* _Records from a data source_

------------------------------------------------------------

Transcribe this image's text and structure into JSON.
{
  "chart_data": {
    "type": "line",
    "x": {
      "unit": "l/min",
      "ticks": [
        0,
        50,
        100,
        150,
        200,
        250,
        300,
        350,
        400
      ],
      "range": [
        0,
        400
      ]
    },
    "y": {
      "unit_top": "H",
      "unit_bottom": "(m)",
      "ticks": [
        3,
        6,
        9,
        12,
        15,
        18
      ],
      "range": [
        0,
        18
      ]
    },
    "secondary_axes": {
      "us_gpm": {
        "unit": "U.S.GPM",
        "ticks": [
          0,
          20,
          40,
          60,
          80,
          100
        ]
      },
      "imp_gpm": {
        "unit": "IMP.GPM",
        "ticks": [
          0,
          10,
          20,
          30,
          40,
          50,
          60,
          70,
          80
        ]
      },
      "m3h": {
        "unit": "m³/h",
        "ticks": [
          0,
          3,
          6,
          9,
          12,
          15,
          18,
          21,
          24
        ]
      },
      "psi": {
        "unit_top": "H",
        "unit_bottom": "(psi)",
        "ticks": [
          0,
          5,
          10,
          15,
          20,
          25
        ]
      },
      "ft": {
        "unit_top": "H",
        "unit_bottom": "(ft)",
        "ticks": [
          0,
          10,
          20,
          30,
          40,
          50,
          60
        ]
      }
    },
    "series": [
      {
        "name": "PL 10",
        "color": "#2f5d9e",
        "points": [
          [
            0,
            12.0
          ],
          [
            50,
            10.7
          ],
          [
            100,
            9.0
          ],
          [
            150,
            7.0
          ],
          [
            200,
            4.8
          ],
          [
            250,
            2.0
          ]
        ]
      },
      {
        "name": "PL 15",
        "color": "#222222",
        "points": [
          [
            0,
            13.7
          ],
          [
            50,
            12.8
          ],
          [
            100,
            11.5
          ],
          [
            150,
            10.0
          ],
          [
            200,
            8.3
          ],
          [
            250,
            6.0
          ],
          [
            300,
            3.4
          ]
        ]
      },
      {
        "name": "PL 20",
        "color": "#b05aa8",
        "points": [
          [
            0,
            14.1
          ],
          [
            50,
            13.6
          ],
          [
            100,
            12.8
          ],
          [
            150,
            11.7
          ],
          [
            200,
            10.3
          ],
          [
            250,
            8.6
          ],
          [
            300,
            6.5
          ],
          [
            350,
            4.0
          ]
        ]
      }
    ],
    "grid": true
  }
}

------------------------------------------------------------

* _Problem details_
Please output the entries above, every line exactly as it reads.

* _Full answer_
Transcribe this image's text and structure into JSON.
{
  "chart_data": {
    "type": "line",
    "x": {
      "unit": "l/min",
      "ticks": [
        0,
        50,
        100,
        150,
        200,
        250,
        300,
        350,
        400
      ],
      "range": [
        0,
        400
      ]
    },
    "y": {
      "unit_top": "H",
      "unit_bottom": "(m)",
      "ticks": [
        3,
        6,
        9,
        12,
        15,
        18
      ],
      "range": [
        0,
        18
      ]
    },
    "secondary_axes": {
      "us_gpm": {
        "unit": "U.S.GPM",
        "ticks": [
          0,
          20,
          40,
          60,
          80,
          100
        ]
      },
      "imp_gpm": {
        "unit": "IMP.GPM",
        "ticks": [
          0,
          10,
          20,
          30,
          40,
          50,
          60,
          70,
          80
        ]
      },
      "m3h": {
        "unit": "m³/h",
        "ticks": [
          0,
          3,
          6,
          9,
          12,
          15,
          18,
          21,
          24
        ]
      },
      "psi": {
        "unit_top": "H",
        "unit_bottom": "(psi)",
        "ticks": [
          0,
          5,
          10,
          15,
          20,
          25
        ]
      },
      "ft": {
        "unit_top": "H",
        "unit_bottom": "(ft)",
        "ticks": [
          0,
          10,
          20,
          30,
          40,
          50,
          60
        ]
      }
    },
    "series": [
      {
        "name": "PL 10",
        "color": "#2f5d9e",
        "points": [
          [
            0,
            12.0
          ],
          [
            50,
            10.7
          ],
          [
            100,
            9.0
          ],
          [
            150,
            7.0
          ],
          [
            200,
            4.8
          ],
          [
            250,
            2.0
          ]
        ]
      },
      {
        "name": "PL 15",
        "color": "#222222",
        "points": [
          [
            0,
            13.7
          ],
          [
            50,
            12.8
          ],
          [
            100,
            11.5
          ],
          [
            150,
            10.0
          ],
          [
            200,
            8.3
          ],
          [
            250,
            6.0
          ],
          [
            300,
            3.4
          ]
        ]
      },
      {
        "name": "PL 20",
        "color": "#b05aa8",
        "points": [
          [
            0,
            14.1
          ],
          [
            50,
            13.6
          ],
          [
            100,
            12.8
          ],
          [
            150,
            11.7
          ],
          [
            200,
            10.3
          ],
          [
            250,
            8.6
          ],
          [
            300,
            6.5
          ],
          [
            350,
            4.0
          ]
        ]
      }
    ],
    "grid": true
  }
}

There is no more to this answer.